(Collected data)
● ● ● ● ●

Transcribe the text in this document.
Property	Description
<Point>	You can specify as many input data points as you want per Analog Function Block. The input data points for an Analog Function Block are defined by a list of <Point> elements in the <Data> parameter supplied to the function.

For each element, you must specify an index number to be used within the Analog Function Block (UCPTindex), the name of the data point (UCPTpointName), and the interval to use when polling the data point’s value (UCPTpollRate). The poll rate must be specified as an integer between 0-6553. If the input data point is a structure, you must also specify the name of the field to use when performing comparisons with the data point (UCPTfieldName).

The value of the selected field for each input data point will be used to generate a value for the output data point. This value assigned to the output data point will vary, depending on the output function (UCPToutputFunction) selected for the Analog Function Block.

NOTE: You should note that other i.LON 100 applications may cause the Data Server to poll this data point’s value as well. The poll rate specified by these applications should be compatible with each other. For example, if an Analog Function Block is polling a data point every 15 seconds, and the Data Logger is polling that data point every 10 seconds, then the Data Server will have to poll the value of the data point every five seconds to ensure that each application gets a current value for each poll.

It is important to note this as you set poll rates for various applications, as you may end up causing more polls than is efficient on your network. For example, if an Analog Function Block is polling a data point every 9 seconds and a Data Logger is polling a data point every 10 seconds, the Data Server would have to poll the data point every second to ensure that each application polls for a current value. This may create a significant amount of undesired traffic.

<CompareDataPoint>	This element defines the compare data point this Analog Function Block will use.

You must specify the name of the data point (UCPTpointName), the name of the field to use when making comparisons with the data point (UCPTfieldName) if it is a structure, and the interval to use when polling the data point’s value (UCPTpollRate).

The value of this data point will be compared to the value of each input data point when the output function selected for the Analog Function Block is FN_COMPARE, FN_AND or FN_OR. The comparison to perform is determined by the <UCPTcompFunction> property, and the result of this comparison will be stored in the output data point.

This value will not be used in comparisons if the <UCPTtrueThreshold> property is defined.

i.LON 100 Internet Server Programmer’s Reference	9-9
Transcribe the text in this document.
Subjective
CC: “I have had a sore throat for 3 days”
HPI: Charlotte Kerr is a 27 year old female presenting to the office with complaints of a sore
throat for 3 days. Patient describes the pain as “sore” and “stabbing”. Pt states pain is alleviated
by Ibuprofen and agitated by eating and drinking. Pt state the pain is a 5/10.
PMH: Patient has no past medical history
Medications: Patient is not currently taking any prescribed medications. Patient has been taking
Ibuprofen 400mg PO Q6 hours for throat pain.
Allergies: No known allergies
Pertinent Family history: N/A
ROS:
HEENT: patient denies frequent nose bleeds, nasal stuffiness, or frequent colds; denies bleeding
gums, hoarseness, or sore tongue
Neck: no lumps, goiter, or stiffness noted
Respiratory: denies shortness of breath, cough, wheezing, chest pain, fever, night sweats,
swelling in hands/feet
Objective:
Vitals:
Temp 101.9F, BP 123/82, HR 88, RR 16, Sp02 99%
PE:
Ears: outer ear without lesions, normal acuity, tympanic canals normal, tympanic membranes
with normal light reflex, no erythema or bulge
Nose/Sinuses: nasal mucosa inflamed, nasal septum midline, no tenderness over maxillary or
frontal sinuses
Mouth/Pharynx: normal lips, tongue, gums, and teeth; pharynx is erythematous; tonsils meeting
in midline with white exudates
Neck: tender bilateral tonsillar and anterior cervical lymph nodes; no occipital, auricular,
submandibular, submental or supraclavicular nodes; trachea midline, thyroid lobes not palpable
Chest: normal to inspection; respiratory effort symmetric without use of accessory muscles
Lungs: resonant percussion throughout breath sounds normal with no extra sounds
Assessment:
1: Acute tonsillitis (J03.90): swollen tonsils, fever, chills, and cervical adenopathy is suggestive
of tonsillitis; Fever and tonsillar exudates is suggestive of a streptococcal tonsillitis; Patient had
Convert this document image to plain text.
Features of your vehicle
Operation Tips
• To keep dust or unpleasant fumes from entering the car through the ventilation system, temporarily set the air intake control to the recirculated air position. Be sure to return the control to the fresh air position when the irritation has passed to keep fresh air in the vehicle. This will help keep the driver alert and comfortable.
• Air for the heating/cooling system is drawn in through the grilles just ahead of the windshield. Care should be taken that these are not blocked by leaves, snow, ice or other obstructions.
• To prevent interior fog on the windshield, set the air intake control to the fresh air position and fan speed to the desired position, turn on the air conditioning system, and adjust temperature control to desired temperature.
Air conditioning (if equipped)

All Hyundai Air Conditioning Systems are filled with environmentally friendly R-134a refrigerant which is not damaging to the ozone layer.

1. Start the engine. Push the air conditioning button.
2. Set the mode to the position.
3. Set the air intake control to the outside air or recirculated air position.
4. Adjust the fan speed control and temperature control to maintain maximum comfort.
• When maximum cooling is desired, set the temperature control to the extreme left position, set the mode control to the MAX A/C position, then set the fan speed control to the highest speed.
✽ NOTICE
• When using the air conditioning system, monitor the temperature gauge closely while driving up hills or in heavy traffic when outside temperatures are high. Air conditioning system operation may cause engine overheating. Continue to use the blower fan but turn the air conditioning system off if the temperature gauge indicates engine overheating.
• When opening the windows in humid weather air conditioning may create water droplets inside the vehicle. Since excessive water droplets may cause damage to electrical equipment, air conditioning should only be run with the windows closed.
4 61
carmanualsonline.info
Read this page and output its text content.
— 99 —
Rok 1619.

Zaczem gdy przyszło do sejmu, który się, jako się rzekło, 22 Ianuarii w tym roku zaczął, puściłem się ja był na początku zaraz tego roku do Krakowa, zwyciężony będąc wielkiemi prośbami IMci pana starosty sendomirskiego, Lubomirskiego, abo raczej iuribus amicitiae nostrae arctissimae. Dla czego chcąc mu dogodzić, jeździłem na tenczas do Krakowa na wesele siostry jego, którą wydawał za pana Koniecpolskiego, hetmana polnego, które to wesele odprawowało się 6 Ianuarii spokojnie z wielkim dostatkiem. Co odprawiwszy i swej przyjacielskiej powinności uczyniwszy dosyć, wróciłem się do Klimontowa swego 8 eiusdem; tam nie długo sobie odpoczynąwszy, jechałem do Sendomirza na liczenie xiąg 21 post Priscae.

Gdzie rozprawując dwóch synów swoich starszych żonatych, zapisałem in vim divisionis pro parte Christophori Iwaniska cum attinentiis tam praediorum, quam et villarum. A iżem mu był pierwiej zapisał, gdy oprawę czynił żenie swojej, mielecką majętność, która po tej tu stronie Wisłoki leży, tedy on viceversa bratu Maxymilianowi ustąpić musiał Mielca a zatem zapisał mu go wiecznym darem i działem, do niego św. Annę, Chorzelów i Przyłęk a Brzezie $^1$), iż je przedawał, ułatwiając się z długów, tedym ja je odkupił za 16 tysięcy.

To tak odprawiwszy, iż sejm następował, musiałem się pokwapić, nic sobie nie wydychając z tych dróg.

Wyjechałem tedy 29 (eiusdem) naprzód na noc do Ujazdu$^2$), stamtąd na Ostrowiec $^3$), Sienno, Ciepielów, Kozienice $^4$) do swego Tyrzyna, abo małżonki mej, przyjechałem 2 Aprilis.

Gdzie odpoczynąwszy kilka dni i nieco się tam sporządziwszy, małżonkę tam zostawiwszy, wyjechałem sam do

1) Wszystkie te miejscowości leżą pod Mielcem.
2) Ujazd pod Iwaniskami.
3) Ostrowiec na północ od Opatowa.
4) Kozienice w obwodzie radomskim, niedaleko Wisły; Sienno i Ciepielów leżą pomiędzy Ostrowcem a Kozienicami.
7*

● ● ● ● ●

* [Requirements] Would you reproduce the material above in full, exactly as given?

* [Answer for this exercise]
Transcribe the text in this document.
Property	Description
<Point>	You can specify as many input data points as you want per Analog Function Block. The input data points for an Analog Function Block are defined by a list of <Point> elements in the <Data> parameter supplied to the function.

For each element, you must specify an index number to be used within the Analog Function Block (UCPTindex), the name of the data point (UCPTpointName), and the interval to use when polling the data point’s value (UCPTpollRate). The poll rate must be specified as an integer between 0-6553. If the input data point is a structure, you must also specify the name of the field to use when performing comparisons with the data point (UCPTfieldName).

The value of the selected field for each input data point will be used to generate a value for the output data point. This value assigned to the output data point will vary, depending on the output function (UCPToutputFunction) selected for the Analog Function Block.

NOTE: You should note that other i.LON 100 applications may cause the Data Server to poll this data point’s value as well. The poll rate specified by these applications should be compatible with each other. For example, if an Analog Function Block is polling a data point every 15 seconds, and the Data Logger is polling that data point every 10 seconds, then the Data Server will have to poll the value of the data point every five seconds to ensure that each application gets a current value for each poll.

It is important to note this as you set poll rates for various applications, as you may end up causing more polls than is efficient on your network. For example, if an Analog Function Block is polling a data point every 9 seconds and a Data Logger is polling a data point every 10 seconds, the Data Server would have to poll the data point every second to ensure that each application polls for a current value. This may create a significant amount of undesired traffic.

<CompareDataPoint>	This element defines the compare data point this Analog Function Block will use.

You must specify the name of the data point (UCPTpointName), the name of the field to use when making comparisons with the data point (UCPTfieldName) if it is a structure, and the interval to use when polling the data point’s value (UCPTpollRate).

The value of this data point will be compared to the value of each input data point when the output function selected for the Analog Function Block is FN_COMPARE, FN_AND or FN_OR. The comparison to perform is determined by the <UCPTcompFunction> property, and the result of this comparison will be stored in the output data point.

This value will not be used in comparisons if the <UCPTtrueThreshold> property is defined.

i.LON 100 Internet Server Programmer’s Reference	9-9
Transcribe the text in this document.
Subjective
CC: “I have had a sore throat for 3 days”
HPI: Charlotte Kerr is a 27 year old female presenting to the office with complaints of a sore
throat for 3 days. Patient describes the pain as “sore” and “stabbing”. Pt states pain is alleviated
by Ibuprofen and agitated by eating and drinking. Pt state the pain is a 5/10.
PMH: Patient has no past medical history
Medications: Patient is not currently taking any prescribed medications. Patient has been taking
Ibuprofen 400mg PO Q6 hours for throat pain.
Allergies: No known allergies
Pertinent Family history: N/A
ROS:
HEENT: patient denies frequent nose bleeds, nasal stuffiness, or frequent colds; denies bleeding
gums, hoarseness, or sore tongue
Neck: no lumps, goiter, or stiffness noted
Respiratory: denies shortness of breath, cough, wheezing, chest pain, fever, night sweats,
swelling in hands/feet
Objective:
Vitals:
Temp 101.9F, BP 123/82, HR 88, RR 16, Sp02 99%
PE:
Ears: outer ear without lesions, normal acuity, tympanic canals normal, tympanic membranes
with normal light reflex, no erythema or bulge
Nose/Sinuses: nasal mucosa inflamed, nasal septum midline, no tenderness over maxillary or
frontal sinuses
Mouth/Pharynx: normal lips, tongue, gums, and teeth; pharynx is erythematous; tonsils meeting
in midline with white exudates
Neck: tender bilateral tonsillar and anterior cervical lymph nodes; no occipital, auricular,
submandibular, submental or supraclavicular nodes; trachea midline, thyroid lobes not palpable
Chest: normal to inspection; respiratory effort symmetric without use of accessory muscles
Lungs: resonant percussion throughout breath sounds normal with no extra sounds
Assessment:
1: Acute tonsillitis (J03.90): swollen tonsils, fever, chills, and cervical adenopathy is suggestive
of tonsillitis; Fever and tonsillar exudates is suggestive of a streptococcal tonsillitis; Patient had
Convert this document image to plain text.
Features of your vehicle
Operation Tips
• To keep dust or unpleasant fumes from entering the car through the ventilation system, temporarily set the air intake control to the recirculated air position. Be sure to return the control to the fresh air position when the irritation has passed to keep fresh air in the vehicle. This will help keep the driver alert and comfortable.
• Air for the heating/cooling system is drawn in through the grilles just ahead of the windshield. Care should be taken that these are not blocked by leaves, snow, ice or other obstructions.
• To prevent interior fog on the windshield, set the air intake control to the fresh air position and fan speed to the desired position, turn on the air conditioning system, and adjust temperature control to desired temperature.
Air conditioning (if equipped)

All Hyundai Air Conditioning Systems are filled with environmentally friendly R-134a refrigerant which is not damaging to the ozone layer.

1. Start the engine. Push the air conditioning button.
2. Set the mode to the position.
3. Set the air intake control to the outside air or recirculated air position.
4. Adjust the fan speed control and temperature control to maintain maximum comfort.
• When maximum cooling is desired, set the temperature control to the extreme left position, set the mode control to the MAX A/C position, then set the fan speed control to the highest speed.
✽ NOTICE
• When using the air conditioning system, monitor the temperature gauge closely while driving up hills or in heavy traffic when outside temperatures are high. Air conditioning system operation may cause engine overheating. Continue to use the blower fan but turn the air conditioning system off if the temperature gauge indicates engine overheating.
• When opening the windows in humid weather air conditioning may create water droplets inside the vehicle. Since excessive water droplets may cause damage to electrical equipment, air conditioning should only be run with the windows closed.
4 61
carmanualsonline.info
Read this page and output its text content.
— 99 —
Rok 1619.

Zaczem gdy przyszło do sejmu, który się, jako się rzekło, 22 Ianuarii w tym roku zaczął, puściłem się ja był na początku zaraz tego roku do Krakowa, zwyciężony będąc wielkiemi prośbami IMci pana starosty sendomirskiego, Lubomirskiego, abo raczej iuribus amicitiae nostrae arctissimae. Dla czego chcąc mu dogodzić, jeździłem na tenczas do Krakowa na wesele siostry jego, którą wydawał za pana Koniecpolskiego, hetmana polnego, które to wesele odprawowało się 6 Ianuarii spokojnie z wielkim dostatkiem. Co odprawiwszy i swej przyjacielskiej powinności uczyniwszy dosyć, wróciłem się do Klimontowa swego 8 eiusdem; tam nie długo sobie odpoczynąwszy, jechałem do Sendomirza na liczenie xiąg 21 post Priscae.

Gdzie rozprawując dwóch synów swoich starszych żonatych, zapisałem in vim divisionis pro parte Christophori Iwaniska cum attinentiis tam praediorum, quam et villarum. A iżem mu był pierwiej zapisał, gdy oprawę czynił żenie swojej, mielecką majętność, która po tej tu stronie Wisłoki leży, tedy on viceversa bratu Maxymilianowi ustąpić musiał Mielca a zatem zapisał mu go wiecznym darem i działem, do niego św. Annę, Chorzelów i Przyłęk a Brzezie $^1$), iż je przedawał, ułatwiając się z długów, tedym ja je odkupił za 16 tysięcy.

To tak odprawiwszy, iż sejm następował, musiałem się pokwapić, nic sobie nie wydychając z tych dróg.

Wyjechałem tedy 29 (eiusdem) naprzód na noc do Ujazdu$^2$), stamtąd na Ostrowiec $^3$), Sienno, Ciepielów, Kozienice $^4$) do swego Tyrzyna, abo małżonki mej, przyjechałem 2 Aprilis.

Gdzie odpoczynąwszy kilka dni i nieco się tam sporządziwszy, małżonkę tam zostawiwszy, wyjechałem sam do

1) Wszystkie te miejscowości leżą pod Mielcem.
2) Ujazd pod Iwaniskami.
3) Ostrowiec na północ od Opatowa.
4) Kozienice w obwodzie radomskim, niedaleko Wisły; Sienno i Ciepielów leżą pomiędzy Ostrowcem a Kozienicami.
7*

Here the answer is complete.